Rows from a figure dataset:
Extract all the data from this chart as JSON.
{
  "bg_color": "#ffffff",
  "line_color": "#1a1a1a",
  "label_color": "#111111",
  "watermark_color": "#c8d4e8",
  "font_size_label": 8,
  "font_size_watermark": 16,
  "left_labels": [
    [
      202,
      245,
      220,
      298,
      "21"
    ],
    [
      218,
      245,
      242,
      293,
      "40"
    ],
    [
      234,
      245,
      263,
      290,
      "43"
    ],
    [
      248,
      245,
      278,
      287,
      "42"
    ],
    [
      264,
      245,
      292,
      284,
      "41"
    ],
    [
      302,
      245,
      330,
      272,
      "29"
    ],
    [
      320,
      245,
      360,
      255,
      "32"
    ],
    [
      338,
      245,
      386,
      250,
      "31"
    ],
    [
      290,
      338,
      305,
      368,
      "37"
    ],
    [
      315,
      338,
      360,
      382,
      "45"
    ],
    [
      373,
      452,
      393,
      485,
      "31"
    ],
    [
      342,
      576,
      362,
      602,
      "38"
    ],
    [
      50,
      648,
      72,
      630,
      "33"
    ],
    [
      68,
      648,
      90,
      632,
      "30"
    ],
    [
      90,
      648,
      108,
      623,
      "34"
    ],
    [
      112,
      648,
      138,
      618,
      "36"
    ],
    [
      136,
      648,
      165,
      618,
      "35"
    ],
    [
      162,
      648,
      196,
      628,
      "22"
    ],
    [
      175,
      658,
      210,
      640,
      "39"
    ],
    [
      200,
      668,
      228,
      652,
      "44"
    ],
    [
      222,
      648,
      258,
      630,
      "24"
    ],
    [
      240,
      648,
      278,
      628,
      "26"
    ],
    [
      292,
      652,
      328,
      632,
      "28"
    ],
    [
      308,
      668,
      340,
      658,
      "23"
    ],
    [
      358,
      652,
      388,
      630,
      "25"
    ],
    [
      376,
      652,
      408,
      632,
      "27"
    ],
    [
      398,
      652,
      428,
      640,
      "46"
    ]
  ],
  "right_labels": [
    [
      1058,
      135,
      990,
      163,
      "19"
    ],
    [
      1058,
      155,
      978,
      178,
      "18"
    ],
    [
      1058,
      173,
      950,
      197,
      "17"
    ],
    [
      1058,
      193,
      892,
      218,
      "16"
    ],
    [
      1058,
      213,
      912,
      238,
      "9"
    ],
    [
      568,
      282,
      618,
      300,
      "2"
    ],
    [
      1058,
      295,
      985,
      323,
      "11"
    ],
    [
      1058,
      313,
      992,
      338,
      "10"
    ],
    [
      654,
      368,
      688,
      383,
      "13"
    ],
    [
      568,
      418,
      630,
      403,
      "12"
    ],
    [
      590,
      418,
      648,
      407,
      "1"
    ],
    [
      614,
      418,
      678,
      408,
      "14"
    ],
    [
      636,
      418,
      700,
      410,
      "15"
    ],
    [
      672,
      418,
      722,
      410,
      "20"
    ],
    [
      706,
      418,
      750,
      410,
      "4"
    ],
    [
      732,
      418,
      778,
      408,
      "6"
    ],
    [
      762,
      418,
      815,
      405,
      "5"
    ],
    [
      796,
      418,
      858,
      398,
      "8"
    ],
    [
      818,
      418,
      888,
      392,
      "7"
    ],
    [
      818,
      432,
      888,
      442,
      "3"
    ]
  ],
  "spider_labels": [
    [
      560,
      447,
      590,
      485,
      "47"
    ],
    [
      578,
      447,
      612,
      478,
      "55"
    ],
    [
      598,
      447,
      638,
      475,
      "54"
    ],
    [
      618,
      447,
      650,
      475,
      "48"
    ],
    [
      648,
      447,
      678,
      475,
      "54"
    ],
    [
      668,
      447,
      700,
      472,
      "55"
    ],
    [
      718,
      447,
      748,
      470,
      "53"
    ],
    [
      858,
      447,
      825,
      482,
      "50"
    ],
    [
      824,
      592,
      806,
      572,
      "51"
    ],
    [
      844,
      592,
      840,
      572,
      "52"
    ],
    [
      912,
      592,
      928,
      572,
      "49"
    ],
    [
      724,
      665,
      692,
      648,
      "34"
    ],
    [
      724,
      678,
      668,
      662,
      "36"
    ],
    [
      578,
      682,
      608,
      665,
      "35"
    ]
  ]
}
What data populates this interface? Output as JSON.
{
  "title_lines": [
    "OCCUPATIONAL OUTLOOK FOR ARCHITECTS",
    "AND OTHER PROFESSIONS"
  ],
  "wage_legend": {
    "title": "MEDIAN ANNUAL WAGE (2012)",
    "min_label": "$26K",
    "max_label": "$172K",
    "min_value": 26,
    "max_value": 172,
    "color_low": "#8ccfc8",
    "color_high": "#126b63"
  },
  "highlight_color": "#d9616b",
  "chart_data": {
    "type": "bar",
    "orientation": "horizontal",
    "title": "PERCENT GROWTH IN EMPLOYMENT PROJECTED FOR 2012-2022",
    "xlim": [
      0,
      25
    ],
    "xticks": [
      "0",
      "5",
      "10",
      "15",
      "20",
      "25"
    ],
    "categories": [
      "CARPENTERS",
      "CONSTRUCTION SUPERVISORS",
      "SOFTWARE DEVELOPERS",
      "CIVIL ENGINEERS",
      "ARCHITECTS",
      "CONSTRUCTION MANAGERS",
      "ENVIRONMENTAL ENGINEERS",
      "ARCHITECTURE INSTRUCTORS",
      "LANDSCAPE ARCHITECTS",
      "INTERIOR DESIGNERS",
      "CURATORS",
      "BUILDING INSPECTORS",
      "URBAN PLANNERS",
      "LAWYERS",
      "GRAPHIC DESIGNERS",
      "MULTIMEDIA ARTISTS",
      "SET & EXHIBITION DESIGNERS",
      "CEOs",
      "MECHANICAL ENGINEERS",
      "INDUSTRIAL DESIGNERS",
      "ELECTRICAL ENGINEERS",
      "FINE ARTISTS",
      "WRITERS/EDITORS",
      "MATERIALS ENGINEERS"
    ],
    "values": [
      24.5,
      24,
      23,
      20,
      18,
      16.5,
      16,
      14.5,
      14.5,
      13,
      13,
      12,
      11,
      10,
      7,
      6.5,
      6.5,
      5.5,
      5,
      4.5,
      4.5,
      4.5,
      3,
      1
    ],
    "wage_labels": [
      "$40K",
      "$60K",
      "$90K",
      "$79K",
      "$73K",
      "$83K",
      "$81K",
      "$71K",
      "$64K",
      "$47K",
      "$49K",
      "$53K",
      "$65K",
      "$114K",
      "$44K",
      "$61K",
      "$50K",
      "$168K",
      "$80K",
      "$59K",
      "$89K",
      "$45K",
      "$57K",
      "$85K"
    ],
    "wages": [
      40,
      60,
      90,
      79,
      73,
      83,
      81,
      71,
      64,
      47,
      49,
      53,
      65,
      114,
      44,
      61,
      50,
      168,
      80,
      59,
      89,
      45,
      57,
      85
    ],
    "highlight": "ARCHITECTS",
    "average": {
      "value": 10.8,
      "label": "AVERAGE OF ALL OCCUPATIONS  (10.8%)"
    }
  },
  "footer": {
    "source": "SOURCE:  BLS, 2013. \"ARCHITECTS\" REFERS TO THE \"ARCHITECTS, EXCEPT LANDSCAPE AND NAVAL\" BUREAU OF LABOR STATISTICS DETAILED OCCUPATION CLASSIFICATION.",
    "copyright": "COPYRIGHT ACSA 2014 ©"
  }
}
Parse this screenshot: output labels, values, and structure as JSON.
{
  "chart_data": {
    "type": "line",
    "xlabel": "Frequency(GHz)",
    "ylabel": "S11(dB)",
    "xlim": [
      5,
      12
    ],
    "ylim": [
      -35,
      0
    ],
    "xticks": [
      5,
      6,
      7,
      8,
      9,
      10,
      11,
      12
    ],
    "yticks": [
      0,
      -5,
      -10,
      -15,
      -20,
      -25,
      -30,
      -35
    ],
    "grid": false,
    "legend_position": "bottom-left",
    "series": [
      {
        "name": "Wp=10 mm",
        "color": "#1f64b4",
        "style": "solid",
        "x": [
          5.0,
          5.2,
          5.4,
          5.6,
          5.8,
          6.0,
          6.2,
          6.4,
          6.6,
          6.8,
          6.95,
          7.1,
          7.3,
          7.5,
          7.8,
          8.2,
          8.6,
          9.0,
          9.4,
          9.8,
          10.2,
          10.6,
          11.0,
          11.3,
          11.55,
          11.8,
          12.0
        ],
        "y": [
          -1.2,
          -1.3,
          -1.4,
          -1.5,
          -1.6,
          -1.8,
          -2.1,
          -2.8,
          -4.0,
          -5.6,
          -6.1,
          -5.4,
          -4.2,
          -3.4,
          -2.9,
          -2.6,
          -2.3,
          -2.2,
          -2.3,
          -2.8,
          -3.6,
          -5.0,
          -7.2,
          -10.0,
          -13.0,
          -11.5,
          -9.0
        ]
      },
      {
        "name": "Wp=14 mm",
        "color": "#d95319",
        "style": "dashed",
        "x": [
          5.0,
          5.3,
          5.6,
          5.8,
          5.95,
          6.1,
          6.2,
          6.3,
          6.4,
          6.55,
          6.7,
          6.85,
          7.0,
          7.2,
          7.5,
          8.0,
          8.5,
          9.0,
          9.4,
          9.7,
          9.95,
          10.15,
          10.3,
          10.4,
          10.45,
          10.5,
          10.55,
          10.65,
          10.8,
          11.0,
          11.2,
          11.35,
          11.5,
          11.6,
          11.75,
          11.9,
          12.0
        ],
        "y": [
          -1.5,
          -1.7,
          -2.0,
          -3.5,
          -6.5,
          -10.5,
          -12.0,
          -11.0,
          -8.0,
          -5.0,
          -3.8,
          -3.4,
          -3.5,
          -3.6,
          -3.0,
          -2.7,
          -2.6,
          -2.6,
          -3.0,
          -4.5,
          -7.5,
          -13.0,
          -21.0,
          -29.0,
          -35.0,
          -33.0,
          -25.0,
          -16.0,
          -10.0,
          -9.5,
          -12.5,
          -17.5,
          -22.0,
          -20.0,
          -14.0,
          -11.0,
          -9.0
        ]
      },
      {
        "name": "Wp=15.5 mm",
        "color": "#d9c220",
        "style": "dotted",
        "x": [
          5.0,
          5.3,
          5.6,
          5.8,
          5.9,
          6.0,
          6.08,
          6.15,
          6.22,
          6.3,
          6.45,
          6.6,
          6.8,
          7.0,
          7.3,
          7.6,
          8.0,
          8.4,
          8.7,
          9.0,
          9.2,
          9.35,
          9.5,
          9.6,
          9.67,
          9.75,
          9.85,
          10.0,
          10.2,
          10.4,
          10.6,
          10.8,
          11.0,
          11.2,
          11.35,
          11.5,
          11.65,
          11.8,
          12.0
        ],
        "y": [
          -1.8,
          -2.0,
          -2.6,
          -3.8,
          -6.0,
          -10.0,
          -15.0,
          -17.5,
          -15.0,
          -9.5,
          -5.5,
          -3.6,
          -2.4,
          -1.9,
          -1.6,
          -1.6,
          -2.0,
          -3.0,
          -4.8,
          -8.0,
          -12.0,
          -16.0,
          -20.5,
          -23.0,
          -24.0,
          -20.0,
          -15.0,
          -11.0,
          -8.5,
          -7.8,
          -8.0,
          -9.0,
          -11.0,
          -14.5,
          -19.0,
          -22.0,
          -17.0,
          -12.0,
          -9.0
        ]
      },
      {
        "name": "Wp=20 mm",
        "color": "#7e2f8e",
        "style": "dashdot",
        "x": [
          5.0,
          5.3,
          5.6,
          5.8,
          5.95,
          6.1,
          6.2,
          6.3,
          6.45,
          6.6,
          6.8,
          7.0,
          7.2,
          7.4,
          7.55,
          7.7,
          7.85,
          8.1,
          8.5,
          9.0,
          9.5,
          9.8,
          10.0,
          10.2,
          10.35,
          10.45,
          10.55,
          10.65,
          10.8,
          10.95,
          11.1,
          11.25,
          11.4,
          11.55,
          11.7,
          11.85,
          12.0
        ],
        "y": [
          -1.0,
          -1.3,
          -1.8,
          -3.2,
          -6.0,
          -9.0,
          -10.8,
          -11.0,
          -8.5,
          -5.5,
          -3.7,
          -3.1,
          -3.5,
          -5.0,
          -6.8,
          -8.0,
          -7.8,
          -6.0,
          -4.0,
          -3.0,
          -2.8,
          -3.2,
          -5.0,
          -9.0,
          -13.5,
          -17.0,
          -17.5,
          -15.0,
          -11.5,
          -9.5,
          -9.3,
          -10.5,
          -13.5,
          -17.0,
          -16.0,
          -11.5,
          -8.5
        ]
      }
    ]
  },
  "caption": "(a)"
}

* _Job_
Find all lines where the word "values" appears. Copy them.

* _Solution to the exercise_
    "values": [
Parse this screenshot: output labels, values, and structure as JSON.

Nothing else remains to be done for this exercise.